Every record must be repeated exactly, with no omission.

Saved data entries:
-- Begin --

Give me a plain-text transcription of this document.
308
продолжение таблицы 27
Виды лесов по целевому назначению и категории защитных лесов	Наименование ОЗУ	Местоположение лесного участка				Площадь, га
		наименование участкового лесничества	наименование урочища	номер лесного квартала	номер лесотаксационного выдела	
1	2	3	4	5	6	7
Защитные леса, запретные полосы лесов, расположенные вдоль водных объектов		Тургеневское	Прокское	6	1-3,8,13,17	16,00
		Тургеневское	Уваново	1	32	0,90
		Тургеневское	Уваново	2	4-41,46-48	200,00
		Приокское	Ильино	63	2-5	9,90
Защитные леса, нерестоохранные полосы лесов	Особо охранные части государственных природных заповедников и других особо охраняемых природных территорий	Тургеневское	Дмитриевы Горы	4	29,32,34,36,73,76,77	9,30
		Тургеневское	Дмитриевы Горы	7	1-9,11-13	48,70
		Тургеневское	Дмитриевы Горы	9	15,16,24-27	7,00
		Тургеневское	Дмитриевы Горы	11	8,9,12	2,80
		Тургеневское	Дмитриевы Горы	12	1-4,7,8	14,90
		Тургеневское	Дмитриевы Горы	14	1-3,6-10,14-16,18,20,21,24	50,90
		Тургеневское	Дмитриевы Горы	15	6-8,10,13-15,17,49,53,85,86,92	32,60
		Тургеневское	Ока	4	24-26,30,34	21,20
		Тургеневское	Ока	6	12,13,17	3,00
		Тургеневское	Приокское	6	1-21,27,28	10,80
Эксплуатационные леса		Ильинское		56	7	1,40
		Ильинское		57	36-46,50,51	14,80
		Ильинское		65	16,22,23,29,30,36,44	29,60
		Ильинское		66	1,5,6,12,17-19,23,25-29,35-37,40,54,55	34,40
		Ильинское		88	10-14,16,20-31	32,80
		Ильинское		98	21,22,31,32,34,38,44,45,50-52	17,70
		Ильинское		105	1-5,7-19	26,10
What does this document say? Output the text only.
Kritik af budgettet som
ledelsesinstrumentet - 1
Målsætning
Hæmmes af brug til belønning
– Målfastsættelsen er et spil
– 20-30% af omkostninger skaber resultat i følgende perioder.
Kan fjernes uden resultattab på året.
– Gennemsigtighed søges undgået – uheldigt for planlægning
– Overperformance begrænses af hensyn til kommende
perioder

-- End --

• **Task result**
Give me a plain-text transcription of this document.
308
продолжение таблицы 27
Виды лесов по целевому назначению и категории защитных лесов	Наименование ОЗУ	Местоположение лесного участка				Площадь, га
		наименование участкового лесничества	наименование урочища	номер лесного квартала	номер лесотаксационного выдела	
1	2	3	4	5	6	7
Защитные леса, запретные полосы лесов, расположенные вдоль водных объектов		Тургеневское	Прокское	6	1-3,8,13,17	16,00
		Тургеневское	Уваново	1	32	0,90
		Тургеневское	Уваново	2	4-41,46-48	200,00
		Приокское	Ильино	63	2-5	9,90
Защитные леса, нерестоохранные полосы лесов	Особо охранные части государственных природных заповедников и других особо охраняемых природных территорий	Тургеневское	Дмитриевы Горы	4	29,32,34,36,73,76,77	9,30
		Тургеневское	Дмитриевы Горы	7	1-9,11-13	48,70
		Тургеневское	Дмитриевы Горы	9	15,16,24-27	7,00
		Тургеневское	Дмитриевы Горы	11	8,9,12	2,80
		Тургеневское	Дмитриевы Горы	12	1-4,7,8	14,90
		Тургеневское	Дмитриевы Горы	14	1-3,6-10,14-16,18,20,21,24	50,90
		Тургеневское	Дмитриевы Горы	15	6-8,10,13-15,17,49,53,85,86,92	32,60
		Тургеневское	Ока	4	24-26,30,34	21,20
		Тургеневское	Ока	6	12,13,17	3,00
		Тургеневское	Приокское	6	1-21,27,28	10,80
Эксплуатационные леса		Ильинское		56	7	1,40
		Ильинское		57	36-46,50,51	14,80
		Ильинское		65	16,22,23,29,30,36,44	29,60
		Ильинское		66	1,5,6,12,17-19,23,25-29,35-37,40,54,55	34,40
		Ильинское		88	10-14,16,20-31	32,80
		Ильинское		98	21,22,31,32,34,38,44,45,50-52	17,70
		Ильинское		105	1-5,7-19	26,10
What does this document say? Output the text only.
Kritik af budgettet som
ledelsesinstrumentet - 1
Målsætning
Hæmmes af brug til belønning
– Målfastsættelsen er et spil
– 20-30% af omkostninger skaber resultat i følgende perioder.
Kan fjernes uden resultattab på året.
– Gennemsigtighed søges undgået – uheldigt for planlægning
– Overperformance begrænses af hensyn til kommende
perioder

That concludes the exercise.